Aim:
Return the listing below exactly, with the pictures dropped.

Dataset entries:
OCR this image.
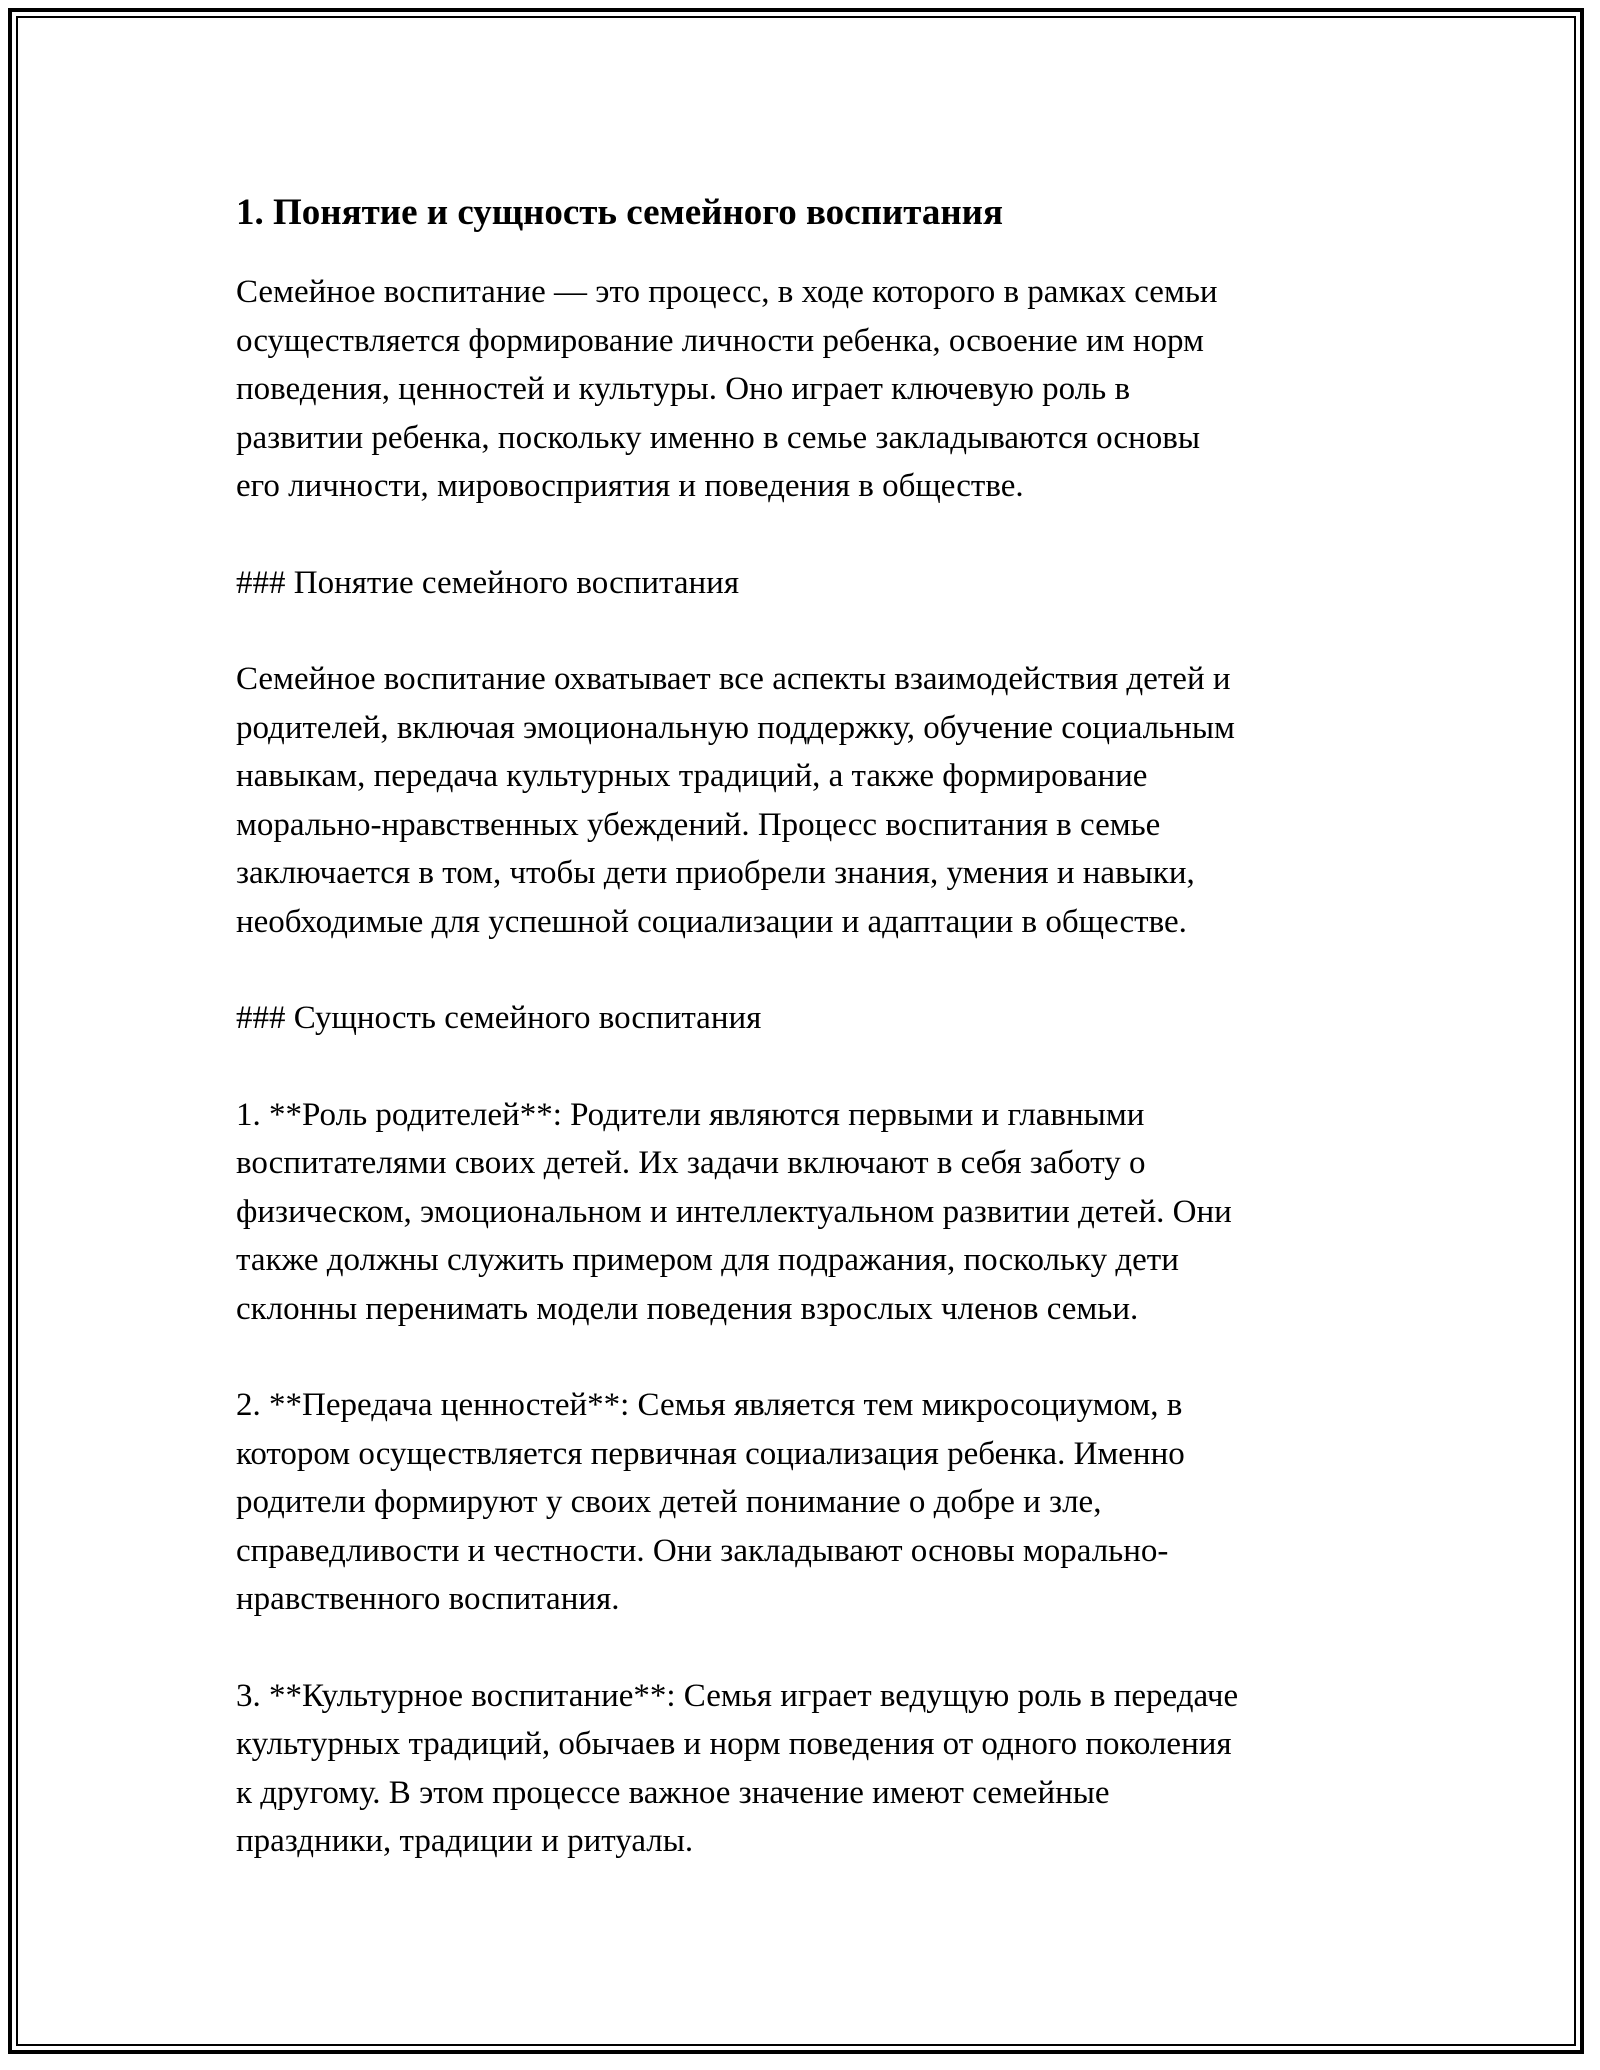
1. Понятие и сущность семейного воспитания

Семейное воспитание — это процесс, в ходе которого в рамках семьи
осуществляется формирование личности ребенка, освоение им норм
поведения, ценностей и культуры. Оно играет ключевую роль в
развитии ребенка, поскольку именно в семье закладываются основы
его личности, мировосприятия и поведения в обществе.

### Понятие семейного воспитания

Семейное воспитание охватывает все аспекты взаимодействия детей и
родителей, включая эмоциональную поддержку, обучение социальным
навыкам, передача культурных традиций, а также формирование
морально-нравственных убеждений. Процесс воспитания в семье
заключается в том, чтобы дети приобрели знания, умения и навыки,
необходимые для успешной социализации и адаптации в обществе.

### Сущность семейного воспитания

1. **Роль родителей**: Родители являются первыми и главными
воспитателями своих детей. Их задачи включают в себя заботу о
физическом, эмоциональном и интеллектуальном развитии детей. Они
также должны служить примером для подражания, поскольку дети
склонны перенимать модели поведения взрослых членов семьи.

2. **Передача ценностей**: Семья является тем микросоциумом, в
котором осуществляется первичная социализация ребенка. Именно
родители формируют у своих детей понимание о добре и зле,
справедливости и честности. Они закладывают основы морально-
нравственного воспитания.

3. **Культурное воспитание**: Семья играет ведущую роль в передаче
культурных традиций, обычаев и норм поведения от одного поколения
к другому. В этом процессе важное значение имеют семейные
праздники, традиции и ритуалы.
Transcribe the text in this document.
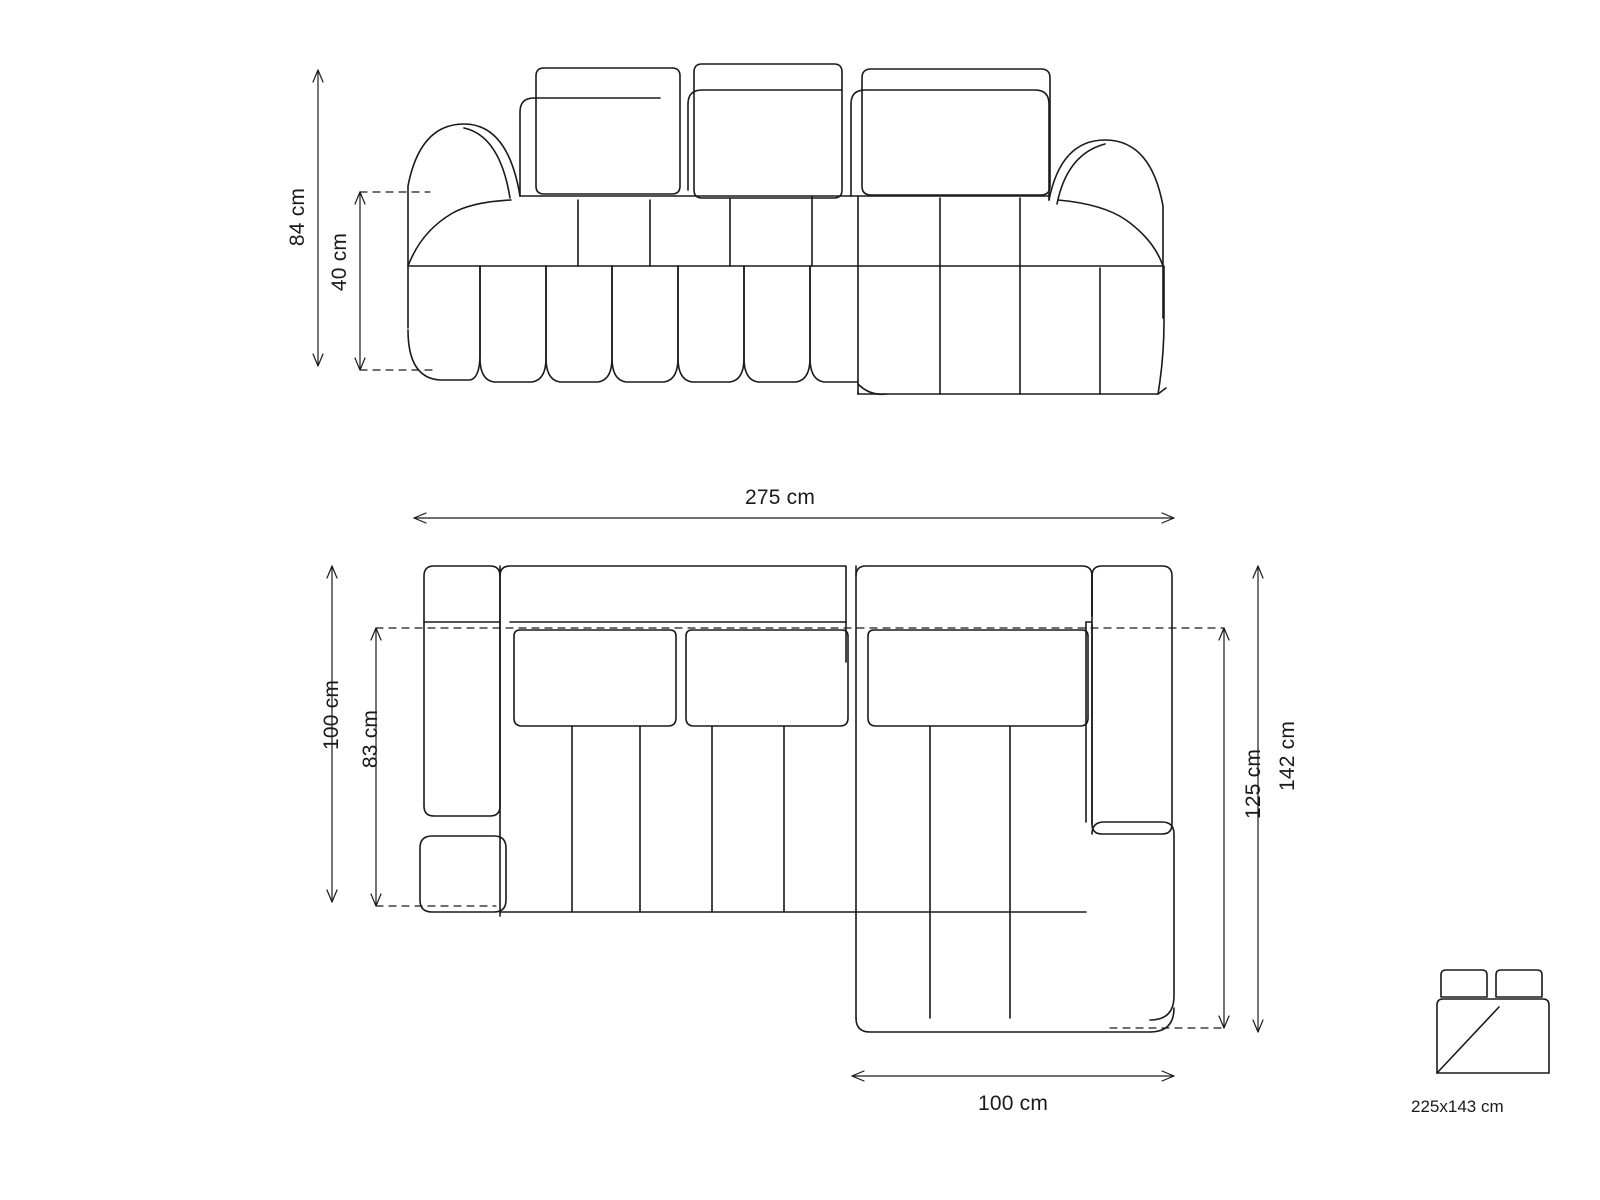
84 cm
40 cm
275 cm
100 cm 83 cm	142 cm
125 cm
100 cm	225x143 cm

Expected answer:
OCR this image.
1. Понятие и сущность семейного воспитания

Семейное воспитание — это процесс, в ходе которого в рамках семьи
осуществляется формирование личности ребенка, освоение им норм
поведения, ценностей и культуры. Оно играет ключевую роль в
развитии ребенка, поскольку именно в семье закладываются основы
его личности, мировосприятия и поведения в обществе.

### Понятие семейного воспитания

Семейное воспитание охватывает все аспекты взаимодействия детей и
родителей, включая эмоциональную поддержку, обучение социальным
навыкам, передача культурных традиций, а также формирование
морально-нравственных убеждений. Процесс воспитания в семье
заключается в том, чтобы дети приобрели знания, умения и навыки,
необходимые для успешной социализации и адаптации в обществе.

### Сущность семейного воспитания

1. **Роль родителей**: Родители являются первыми и главными
воспитателями своих детей. Их задачи включают в себя заботу о
физическом, эмоциональном и интеллектуальном развитии детей. Они
также должны служить примером для подражания, поскольку дети
склонны перенимать модели поведения взрослых членов семьи.

2. **Передача ценностей**: Семья является тем микросоциумом, в
котором осуществляется первичная социализация ребенка. Именно
родители формируют у своих детей понимание о добре и зле,
справедливости и честности. Они закладывают основы морально-
нравственного воспитания.

3. **Культурное воспитание**: Семья играет ведущую роль в передаче
культурных традиций, обычаев и норм поведения от одного поколения
к другому. В этом процессе важное значение имеют семейные
праздники, традиции и ритуалы.
Transcribe the text in this document.
84 cm
40 cm
275 cm
100 cm 83 cm	142 cm
125 cm
100 cm	225x143 cm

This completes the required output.